Your task is to quote the material that follows, in full and exactly.

● ● ● ●

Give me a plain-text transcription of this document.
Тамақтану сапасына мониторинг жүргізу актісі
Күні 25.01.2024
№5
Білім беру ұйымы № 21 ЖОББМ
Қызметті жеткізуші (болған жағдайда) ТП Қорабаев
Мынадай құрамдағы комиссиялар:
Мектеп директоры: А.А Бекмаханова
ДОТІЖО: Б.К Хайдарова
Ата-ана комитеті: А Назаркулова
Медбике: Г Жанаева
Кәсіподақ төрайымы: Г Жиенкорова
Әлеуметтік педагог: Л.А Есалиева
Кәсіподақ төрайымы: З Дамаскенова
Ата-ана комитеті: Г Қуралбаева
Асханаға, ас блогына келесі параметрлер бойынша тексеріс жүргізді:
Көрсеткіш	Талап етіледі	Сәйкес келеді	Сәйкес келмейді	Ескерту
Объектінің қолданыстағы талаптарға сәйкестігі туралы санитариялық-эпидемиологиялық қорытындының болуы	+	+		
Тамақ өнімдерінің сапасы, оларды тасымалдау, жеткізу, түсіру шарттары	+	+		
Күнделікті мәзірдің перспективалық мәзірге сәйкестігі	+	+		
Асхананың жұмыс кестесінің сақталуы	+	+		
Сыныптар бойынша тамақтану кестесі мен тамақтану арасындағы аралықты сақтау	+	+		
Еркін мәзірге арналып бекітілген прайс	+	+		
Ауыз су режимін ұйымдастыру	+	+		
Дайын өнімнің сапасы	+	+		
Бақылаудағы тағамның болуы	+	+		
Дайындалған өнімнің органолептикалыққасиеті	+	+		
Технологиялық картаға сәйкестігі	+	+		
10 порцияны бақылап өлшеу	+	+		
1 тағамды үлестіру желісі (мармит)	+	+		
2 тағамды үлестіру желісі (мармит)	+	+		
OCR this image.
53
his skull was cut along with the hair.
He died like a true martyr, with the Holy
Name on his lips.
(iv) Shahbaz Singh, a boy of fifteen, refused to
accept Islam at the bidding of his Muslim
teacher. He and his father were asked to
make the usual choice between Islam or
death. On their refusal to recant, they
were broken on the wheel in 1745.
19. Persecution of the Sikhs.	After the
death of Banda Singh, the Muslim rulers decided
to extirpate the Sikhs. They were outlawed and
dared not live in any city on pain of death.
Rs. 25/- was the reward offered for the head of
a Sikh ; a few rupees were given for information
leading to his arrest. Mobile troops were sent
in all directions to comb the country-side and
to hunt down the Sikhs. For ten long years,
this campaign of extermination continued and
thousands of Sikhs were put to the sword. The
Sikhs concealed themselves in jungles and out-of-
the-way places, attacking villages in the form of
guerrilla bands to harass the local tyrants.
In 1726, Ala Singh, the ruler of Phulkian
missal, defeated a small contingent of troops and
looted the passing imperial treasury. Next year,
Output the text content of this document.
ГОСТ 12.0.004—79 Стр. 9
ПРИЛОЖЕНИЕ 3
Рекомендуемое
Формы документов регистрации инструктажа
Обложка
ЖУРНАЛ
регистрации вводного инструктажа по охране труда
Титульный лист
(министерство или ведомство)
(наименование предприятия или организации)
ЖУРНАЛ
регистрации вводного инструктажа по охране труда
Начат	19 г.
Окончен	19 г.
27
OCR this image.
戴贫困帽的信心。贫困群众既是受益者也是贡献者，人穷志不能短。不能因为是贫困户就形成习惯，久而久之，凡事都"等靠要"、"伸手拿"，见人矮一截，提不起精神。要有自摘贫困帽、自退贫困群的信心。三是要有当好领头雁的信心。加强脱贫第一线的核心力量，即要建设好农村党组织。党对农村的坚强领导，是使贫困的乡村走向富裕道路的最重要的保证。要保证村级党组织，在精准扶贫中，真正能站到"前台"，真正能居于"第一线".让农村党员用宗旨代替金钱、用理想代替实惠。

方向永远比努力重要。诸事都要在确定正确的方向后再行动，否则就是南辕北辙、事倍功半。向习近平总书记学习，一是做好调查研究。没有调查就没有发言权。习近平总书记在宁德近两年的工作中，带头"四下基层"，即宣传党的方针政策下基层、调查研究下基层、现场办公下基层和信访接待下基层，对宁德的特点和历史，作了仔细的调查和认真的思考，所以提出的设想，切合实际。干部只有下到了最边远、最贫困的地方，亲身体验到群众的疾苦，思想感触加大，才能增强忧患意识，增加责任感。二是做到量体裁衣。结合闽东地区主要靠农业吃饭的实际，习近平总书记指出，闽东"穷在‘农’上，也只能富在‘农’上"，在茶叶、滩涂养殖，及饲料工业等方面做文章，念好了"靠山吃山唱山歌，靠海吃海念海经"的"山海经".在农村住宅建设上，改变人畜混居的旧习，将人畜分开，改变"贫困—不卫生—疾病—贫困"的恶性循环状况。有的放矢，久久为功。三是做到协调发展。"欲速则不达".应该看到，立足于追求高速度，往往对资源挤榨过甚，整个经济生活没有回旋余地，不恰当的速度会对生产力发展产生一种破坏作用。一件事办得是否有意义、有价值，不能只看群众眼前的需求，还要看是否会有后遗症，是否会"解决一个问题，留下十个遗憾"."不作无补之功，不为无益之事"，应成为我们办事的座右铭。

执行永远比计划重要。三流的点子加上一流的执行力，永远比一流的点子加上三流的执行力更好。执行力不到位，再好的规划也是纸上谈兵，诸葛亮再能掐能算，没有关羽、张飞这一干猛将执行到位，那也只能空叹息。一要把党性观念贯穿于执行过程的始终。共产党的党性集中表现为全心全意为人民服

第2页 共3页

● ● ● ●

◆ Response below:
Give me a plain-text transcription of this document.
Тамақтану сапасына мониторинг жүргізу актісі
Күні 25.01.2024
№5
Білім беру ұйымы № 21 ЖОББМ
Қызметті жеткізуші (болған жағдайда) ТП Қорабаев
Мынадай құрамдағы комиссиялар:
Мектеп директоры: А.А Бекмаханова
ДОТІЖО: Б.К Хайдарова
Ата-ана комитеті: А Назаркулова
Медбике: Г Жанаева
Кәсіподақ төрайымы: Г Жиенкорова
Әлеуметтік педагог: Л.А Есалиева
Кәсіподақ төрайымы: З Дамаскенова
Ата-ана комитеті: Г Қуралбаева
Асханаға, ас блогына келесі параметрлер бойынша тексеріс жүргізді:
Көрсеткіш	Талап етіледі	Сәйкес келеді	Сәйкес келмейді	Ескерту
Объектінің қолданыстағы талаптарға сәйкестігі туралы санитариялық-эпидемиологиялық қорытындының болуы	+	+		
Тамақ өнімдерінің сапасы, оларды тасымалдау, жеткізу, түсіру шарттары	+	+		
Күнделікті мәзірдің перспективалық мәзірге сәйкестігі	+	+		
Асхананың жұмыс кестесінің сақталуы	+	+		
Сыныптар бойынша тамақтану кестесі мен тамақтану арасындағы аралықты сақтау	+	+		
Еркін мәзірге арналып бекітілген прайс	+	+		
Ауыз су режимін ұйымдастыру	+	+		
Дайын өнімнің сапасы	+	+		
Бақылаудағы тағамның болуы	+	+		
Дайындалған өнімнің органолептикалыққасиеті	+	+		
Технологиялық картаға сәйкестігі	+	+		
10 порцияны бақылап өлшеу	+	+		
1 тағамды үлестіру желісі (мармит)	+	+		
2 тағамды үлестіру желісі (мармит)	+	+		
OCR this image.
53
his skull was cut along with the hair.
He died like a true martyr, with the Holy
Name on his lips.
(iv) Shahbaz Singh, a boy of fifteen, refused to
accept Islam at the bidding of his Muslim
teacher. He and his father were asked to
make the usual choice between Islam or
death. On their refusal to recant, they
were broken on the wheel in 1745.
19. Persecution of the Sikhs.	After the
death of Banda Singh, the Muslim rulers decided
to extirpate the Sikhs. They were outlawed and
dared not live in any city on pain of death.
Rs. 25/- was the reward offered for the head of
a Sikh ; a few rupees were given for information
leading to his arrest. Mobile troops were sent
in all directions to comb the country-side and
to hunt down the Sikhs. For ten long years,
this campaign of extermination continued and
thousands of Sikhs were put to the sword. The
Sikhs concealed themselves in jungles and out-of-
the-way places, attacking villages in the form of
guerrilla bands to harass the local tyrants.
In 1726, Ala Singh, the ruler of Phulkian
missal, defeated a small contingent of troops and
looted the passing imperial treasury. Next year,
Output the text content of this document.
ГОСТ 12.0.004—79 Стр. 9
ПРИЛОЖЕНИЕ 3
Рекомендуемое
Формы документов регистрации инструктажа
Обложка
ЖУРНАЛ
регистрации вводного инструктажа по охране труда
Титульный лист
(министерство или ведомство)
(наименование предприятия или организации)
ЖУРНАЛ
регистрации вводного инструктажа по охране труда
Начат	19 г.
Окончен	19 г.
27
OCR this image.
戴贫困帽的信心。贫困群众既是受益者也是贡献者，人穷志不能短。不能因为是贫困户就形成习惯，久而久之，凡事都"等靠要"、"伸手拿"，见人矮一截，提不起精神。要有自摘贫困帽、自退贫困群的信心。三是要有当好领头雁的信心。加强脱贫第一线的核心力量，即要建设好农村党组织。党对农村的坚强领导，是使贫困的乡村走向富裕道路的最重要的保证。要保证村级党组织，在精准扶贫中，真正能站到"前台"，真正能居于"第一线".让农村党员用宗旨代替金钱、用理想代替实惠。

方向永远比努力重要。诸事都要在确定正确的方向后再行动，否则就是南辕北辙、事倍功半。向习近平总书记学习，一是做好调查研究。没有调查就没有发言权。习近平总书记在宁德近两年的工作中，带头"四下基层"，即宣传党的方针政策下基层、调查研究下基层、现场办公下基层和信访接待下基层，对宁德的特点和历史，作了仔细的调查和认真的思考，所以提出的设想，切合实际。干部只有下到了最边远、最贫困的地方，亲身体验到群众的疾苦，思想感触加大，才能增强忧患意识，增加责任感。二是做到量体裁衣。结合闽东地区主要靠农业吃饭的实际，习近平总书记指出，闽东"穷在‘农’上，也只能富在‘农’上"，在茶叶、滩涂养殖，及饲料工业等方面做文章，念好了"靠山吃山唱山歌，靠海吃海念海经"的"山海经".在农村住宅建设上，改变人畜混居的旧习，将人畜分开，改变"贫困—不卫生—疾病—贫困"的恶性循环状况。有的放矢，久久为功。三是做到协调发展。"欲速则不达".应该看到，立足于追求高速度，往往对资源挤榨过甚，整个经济生活没有回旋余地，不恰当的速度会对生产力发展产生一种破坏作用。一件事办得是否有意义、有价值，不能只看群众眼前的需求，还要看是否会有后遗症，是否会"解决一个问题，留下十个遗憾"."不作无补之功，不为无益之事"，应成为我们办事的座右铭。

执行永远比计划重要。三流的点子加上一流的执行力，永远比一流的点子加上三流的执行力更好。执行力不到位，再好的规划也是纸上谈兵，诸葛亮再能掐能算，没有关羽、张飞这一干猛将执行到位，那也只能空叹息。一要把党性观念贯穿于执行过程的始终。共产党的党性集中表现为全心全意为人民服

第2页 共3页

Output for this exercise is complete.